[Work required] Find every line in the records below that holds the word "this", and copy it out.

START Working data

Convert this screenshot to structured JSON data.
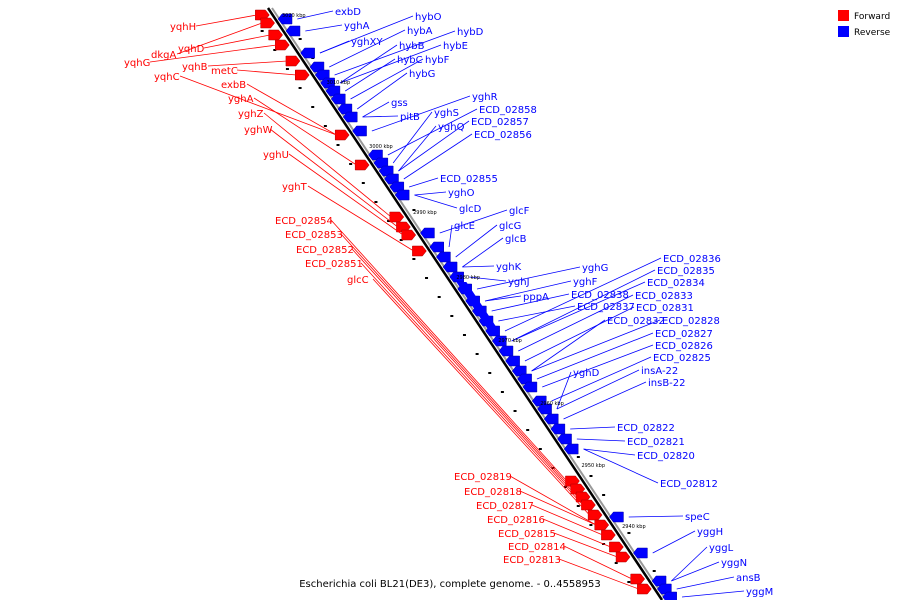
{
  "caption": "Escherichia coli BL21(DE3), complete genome. - 0..4558953",
  "legend": [
    {
      "label": "Forward",
      "color": "#ff0000"
    },
    {
      "label": "Reverse",
      "color": "#0000ff"
    }
  ],
  "colors": {
    "forward": "#ff0000",
    "reverse": "#0000ff",
    "backbone": "#000000"
  },
  "ticks": [
    "3020 kbp",
    "3010 kbp",
    "3000 kbp",
    "2990 kbp",
    "2980 kbp",
    "2970 kbp",
    "2960 kbp",
    "2950 kbp",
    "2940 kbp"
  ],
  "labels_forward": [
    "yqhH",
    "dkgA",
    "yqhD",
    "yqhG",
    "yqhB",
    "metC",
    "yqhC",
    "exbB",
    "yghA",
    "yghZ",
    "yghW",
    "yghU",
    "yghT",
    "ECD_02854",
    "ECD_02853",
    "ECD_02852",
    "ECD_02851",
    "glcC",
    "ECD_02819",
    "ECD_02818",
    "ECD_02817",
    "ECD_02816",
    "ECD_02815",
    "ECD_02814",
    "ECD_02813"
  ],
  "labels_reverse": [
    "exbD",
    "yghA",
    "yghXY",
    "hybO",
    "hybA",
    "hybD",
    "hybB",
    "hybE",
    "hybC",
    "hybF",
    "hybG",
    "gss",
    "pitB",
    "yghR",
    "ECD_02858",
    "yghS",
    "ECD_02857",
    "yghQ",
    "ECD_02856",
    "ECD_02855",
    "yghO",
    "glcD",
    "glcF",
    "glcE",
    "glcG",
    "glcB",
    "yghK",
    "yghJ",
    "yghG",
    "yghF",
    "pppA",
    "ECD_02838",
    "ECD_02837",
    "ECD_02836",
    "ECD_02835",
    "ECD_02834",
    "ECD_02833",
    "ECD_02831",
    "ECD_02832",
    "ECD_02828",
    "ECD_02827",
    "ECD_02826",
    "ECD_02825",
    "yghD",
    "insA-22",
    "insB-22",
    "ECD_02822",
    "ECD_02821",
    "ECD_02820",
    "ECD_02812",
    "speC",
    "yggH",
    "yggL",
    "yggN",
    "ansB",
    "yggM"
  ]
}
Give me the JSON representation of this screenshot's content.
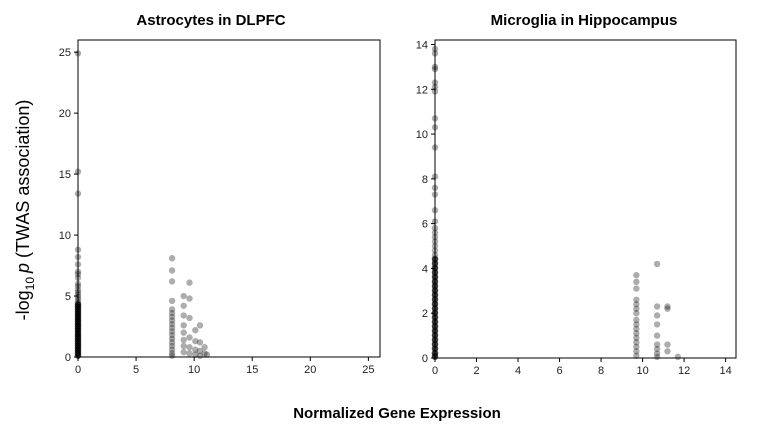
{
  "figure": {
    "xlabel": "Normalized Gene Expression",
    "ylabel_prefix": "-log",
    "ylabel_sub": "10",
    "ylabel_p": "p",
    "ylabel_suffix": " (TWAS association)"
  },
  "chart_data": [
    {
      "type": "scatter",
      "title": "Astrocytes in DLPFC",
      "xlim": [
        0,
        26
      ],
      "ylim": [
        0,
        26
      ],
      "xticks": [
        0,
        5,
        10,
        15,
        20,
        25
      ],
      "yticks": [
        0,
        5,
        10,
        15,
        20,
        25
      ],
      "grid": false,
      "points": [
        [
          0,
          24.9
        ],
        [
          0,
          15.2
        ],
        [
          0,
          13.4
        ],
        [
          0,
          8.8
        ],
        [
          0,
          8.2
        ],
        [
          0,
          7.6
        ],
        [
          0,
          7.0
        ],
        [
          0,
          6.8
        ],
        [
          0,
          6.5
        ],
        [
          0,
          6.0
        ],
        [
          0,
          5.8
        ],
        [
          0,
          5.5
        ],
        [
          0,
          5.3
        ],
        [
          0,
          5.1
        ],
        [
          0,
          4.9
        ],
        [
          0,
          4.7
        ],
        [
          0,
          4.5
        ],
        [
          0,
          4.3
        ],
        [
          0,
          4.1
        ],
        [
          0,
          3.9
        ],
        [
          0,
          3.7
        ],
        [
          0,
          3.5
        ],
        [
          0,
          3.3
        ],
        [
          0,
          3.1
        ],
        [
          0,
          2.9
        ],
        [
          0,
          2.7
        ],
        [
          0,
          2.5
        ],
        [
          0,
          2.3
        ],
        [
          0,
          2.1
        ],
        [
          0,
          1.9
        ],
        [
          0,
          1.7
        ],
        [
          0,
          1.5
        ],
        [
          0,
          1.3
        ],
        [
          0,
          1.1
        ],
        [
          0,
          0.9
        ],
        [
          0,
          0.7
        ],
        [
          0,
          0.5
        ],
        [
          0,
          0.3
        ],
        [
          0,
          0.1
        ],
        [
          8.1,
          8.1
        ],
        [
          8.1,
          7.1
        ],
        [
          8.1,
          6.2
        ],
        [
          8.1,
          4.6
        ],
        [
          8.1,
          3.9
        ],
        [
          8.1,
          3.6
        ],
        [
          8.1,
          3.3
        ],
        [
          8.1,
          3.0
        ],
        [
          8.1,
          2.7
        ],
        [
          8.1,
          2.4
        ],
        [
          8.1,
          2.1
        ],
        [
          8.1,
          1.8
        ],
        [
          8.1,
          1.5
        ],
        [
          8.1,
          1.2
        ],
        [
          8.1,
          0.9
        ],
        [
          8.1,
          0.6
        ],
        [
          8.1,
          0.3
        ],
        [
          8.1,
          0.1
        ],
        [
          9.1,
          5.0
        ],
        [
          9.1,
          4.2
        ],
        [
          9.1,
          3.4
        ],
        [
          9.1,
          2.6
        ],
        [
          9.1,
          2.0
        ],
        [
          9.1,
          1.4
        ],
        [
          9.1,
          0.9
        ],
        [
          9.1,
          0.4
        ],
        [
          9.6,
          6.1
        ],
        [
          9.6,
          4.8
        ],
        [
          9.6,
          3.2
        ],
        [
          9.6,
          1.6
        ],
        [
          9.6,
          0.8
        ],
        [
          9.6,
          0.3
        ],
        [
          10.1,
          2.2
        ],
        [
          10.1,
          1.3
        ],
        [
          10.1,
          0.6
        ],
        [
          10.1,
          0.2
        ],
        [
          10.5,
          2.6
        ],
        [
          10.5,
          1.2
        ],
        [
          10.5,
          0.5
        ],
        [
          10.5,
          0.1
        ],
        [
          10.9,
          0.8
        ],
        [
          10.9,
          0.3
        ],
        [
          11.1,
          0.2
        ]
      ]
    },
    {
      "type": "scatter",
      "title": "Microglia in Hippocampus",
      "xlim": [
        0,
        14.5
      ],
      "ylim": [
        0,
        14.2
      ],
      "xticks": [
        0,
        2,
        4,
        6,
        8,
        10,
        12,
        14
      ],
      "yticks": [
        0,
        2,
        4,
        6,
        8,
        10,
        12,
        14
      ],
      "grid": false,
      "points": [
        [
          0,
          13.8
        ],
        [
          0,
          13.6
        ],
        [
          0,
          13.0
        ],
        [
          0,
          12.9
        ],
        [
          0,
          12.3
        ],
        [
          0,
          12.1
        ],
        [
          0,
          11.9
        ],
        [
          0,
          10.7
        ],
        [
          0,
          10.3
        ],
        [
          0,
          9.4
        ],
        [
          0,
          8.1
        ],
        [
          0,
          7.6
        ],
        [
          0,
          7.3
        ],
        [
          0,
          6.6
        ],
        [
          0,
          6.1
        ],
        [
          0,
          5.8
        ],
        [
          0,
          5.6
        ],
        [
          0,
          5.4
        ],
        [
          0,
          5.2
        ],
        [
          0,
          5.0
        ],
        [
          0,
          4.8
        ],
        [
          0,
          4.6
        ],
        [
          0,
          4.4
        ],
        [
          0,
          4.2
        ],
        [
          0,
          4.0
        ],
        [
          0,
          3.8
        ],
        [
          0,
          3.6
        ],
        [
          0,
          3.4
        ],
        [
          0,
          3.2
        ],
        [
          0,
          3.0
        ],
        [
          0,
          2.8
        ],
        [
          0,
          2.6
        ],
        [
          0,
          2.4
        ],
        [
          0,
          2.2
        ],
        [
          0,
          2.0
        ],
        [
          0,
          1.8
        ],
        [
          0,
          1.6
        ],
        [
          0,
          1.4
        ],
        [
          0,
          1.2
        ],
        [
          0,
          1.0
        ],
        [
          0,
          0.8
        ],
        [
          0,
          0.6
        ],
        [
          0,
          0.4
        ],
        [
          0,
          0.2
        ],
        [
          0,
          0.05
        ],
        [
          9.7,
          3.7
        ],
        [
          9.7,
          3.4
        ],
        [
          9.7,
          3.1
        ],
        [
          9.7,
          2.6
        ],
        [
          9.7,
          2.4
        ],
        [
          9.7,
          2.2
        ],
        [
          9.7,
          2.0
        ],
        [
          9.7,
          1.7
        ],
        [
          9.7,
          1.5
        ],
        [
          9.7,
          1.3
        ],
        [
          9.7,
          1.1
        ],
        [
          9.7,
          0.9
        ],
        [
          9.7,
          0.7
        ],
        [
          9.7,
          0.5
        ],
        [
          9.7,
          0.3
        ],
        [
          9.7,
          0.1
        ],
        [
          10.7,
          4.2
        ],
        [
          10.7,
          2.3
        ],
        [
          10.7,
          1.9
        ],
        [
          10.7,
          1.5
        ],
        [
          10.7,
          1.0
        ],
        [
          10.7,
          0.6
        ],
        [
          10.7,
          0.4
        ],
        [
          10.7,
          0.2
        ],
        [
          10.7,
          0.05
        ],
        [
          11.2,
          2.3
        ],
        [
          11.2,
          2.2
        ],
        [
          11.2,
          0.6
        ],
        [
          11.2,
          0.3
        ],
        [
          11.7,
          0.05
        ]
      ]
    }
  ]
}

END Working data

[Written solution]
Convert this screenshot to structured JSON data.
Give me the JSON representation of this screenshot's content.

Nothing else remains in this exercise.